## Required task
Quote the data below in full, minus the images.

## Entries provided
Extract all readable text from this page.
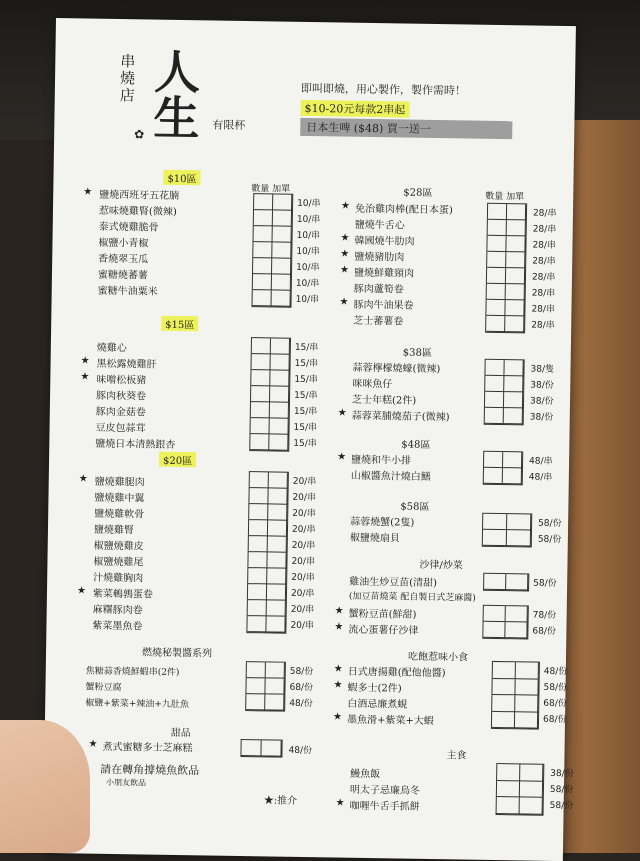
串燒店 人生 有限杯
✿
即叫即燒，用心製作，製作需時！
$10-20元每款2串起
日本生啤 ($48) 買一送一
$10區
數量 加單
★ 鹽燒西班牙五花腩
惹味燒雞腎(微辣)
泰式燒雞脆骨
椒鹽小青椒
香燒翠玉瓜
蜜糖燒蕃薯
蜜糖牛油粟米
10/串
10/串
10/串
10/串
10/串
10/串
10/串
$15區
燒雞心
★ 黑松露燒雞肝
★ 味噌松板豬
豚肉秋葵卷
豚肉金菇卷
豆皮包蒜茸
鹽燒日本清熱銀杏
15/串
15/串
15/串
15/串
15/串
15/串
15/串
$20區
★ 鹽燒雞腿肉
鹽燒雞中翼
鹽燒雞軟骨
鹽燒雞腎
椒鹽燒雞皮
椒鹽燒雞尾
汁燒雞胸肉
★ 紫菜鵪鶉蛋卷
麻糬豚肉卷
紫菜墨魚卷
20/串
20/串
20/串
20/串
20/串
20/串
20/串
20/串
20/串
20/串
燃燒秘製醬系列
焦糖蒜香燒鮮蝦串(2件)
蟹粉豆腐
椒鹽+紫菜+辣油+九肚魚
58/份
68/份
48/份
甜品
★ 煮式蜜糖多士芝麻糕	48/份
請在轉角撐燒魚飲品
小朋友飲品
★:推介
$28區	數量 加單
★ 免治雞肉棒(配日本蛋)
鹽燒牛舌心
★ 韓國燒牛肋肉
★ 鹽燒豬肋肉
★ 鹽燒鮮雞頸肉
豚肉蘆筍卷
★ 豚肉牛油果卷
芝士蕃薯卷
28/串
28/串
28/串
28/串
28/串
28/串
28/串
28/串
$38區
蒜蓉檸檬燒蠔(微辣)
咪咪魚仔
芝士年糕(2件)
★ 蒜蓉菜脯燒茄子(微辣)
38/隻
38/份
38/份
38/份
$48區
★ 鹽燒和牛小排
山椒醬魚汁燒白鱔
48/串
48/串
$58區
蒜蓉燒蟹(2隻)
椒鹽燒扇貝
58/份
58/份
沙律/炒菜
雞油生炒豆苗(清甜)
(加豆苗燒菜 配自製日式芝麻醬)
★ 蟹粉豆苗(鮮甜)
★ 流心蛋薯仔沙律
58/份
78/份
68/份
吃飽惹味小食
★ 日式唐揚雞(配他他醬)
★ 蝦多士(2件)
白酒忌廉煮蜆
★ 墨魚滑+紫菜+大蝦
48/份
58/份
68/份
68/份
主食
鰻魚飯
明太子忌廉烏冬
★ 咖喱牛舌手抓餅
38/份
58/份
58/份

## Solved problem
Extract all readable text from this page.
串燒店 人生 有限杯
✿
即叫即燒，用心製作，製作需時！
$10-20元每款2串起
日本生啤 ($48) 買一送一
$10區
數量 加單
★ 鹽燒西班牙五花腩
惹味燒雞腎(微辣)
泰式燒雞脆骨
椒鹽小青椒
香燒翠玉瓜
蜜糖燒蕃薯
蜜糖牛油粟米
10/串
10/串
10/串
10/串
10/串
10/串
10/串
$15區
燒雞心
★ 黑松露燒雞肝
★ 味噌松板豬
豚肉秋葵卷
豚肉金菇卷
豆皮包蒜茸
鹽燒日本清熱銀杏
15/串
15/串
15/串
15/串
15/串
15/串
15/串
$20區
★ 鹽燒雞腿肉
鹽燒雞中翼
鹽燒雞軟骨
鹽燒雞腎
椒鹽燒雞皮
椒鹽燒雞尾
汁燒雞胸肉
★ 紫菜鵪鶉蛋卷
麻糬豚肉卷
紫菜墨魚卷
20/串
20/串
20/串
20/串
20/串
20/串
20/串
20/串
20/串
20/串
燃燒秘製醬系列
焦糖蒜香燒鮮蝦串(2件)
蟹粉豆腐
椒鹽+紫菜+辣油+九肚魚
58/份
68/份
48/份
甜品
★ 煮式蜜糖多士芝麻糕	48/份
請在轉角撐燒魚飲品
小朋友飲品
★:推介
$28區	數量 加單
★ 免治雞肉棒(配日本蛋)
鹽燒牛舌心
★ 韓國燒牛肋肉
★ 鹽燒豬肋肉
★ 鹽燒鮮雞頸肉
豚肉蘆筍卷
★ 豚肉牛油果卷
芝士蕃薯卷
28/串
28/串
28/串
28/串
28/串
28/串
28/串
28/串
$38區
蒜蓉檸檬燒蠔(微辣)
咪咪魚仔
芝士年糕(2件)
★ 蒜蓉菜脯燒茄子(微辣)
38/隻
38/份
38/份
38/份
$48區
★ 鹽燒和牛小排
山椒醬魚汁燒白鱔
48/串
48/串
$58區
蒜蓉燒蟹(2隻)
椒鹽燒扇貝
58/份
58/份
沙律/炒菜
雞油生炒豆苗(清甜)
(加豆苗燒菜 配自製日式芝麻醬)
★ 蟹粉豆苗(鮮甜)
★ 流心蛋薯仔沙律
58/份
78/份
68/份
吃飽惹味小食
★ 日式唐揚雞(配他他醬)
★ 蝦多士(2件)
白酒忌廉煮蜆
★ 墨魚滑+紫菜+大蝦
48/份
58/份
68/份
68/份
主食
鰻魚飯
明太子忌廉烏冬
★ 咖喱牛舌手抓餅
38/份
58/份
58/份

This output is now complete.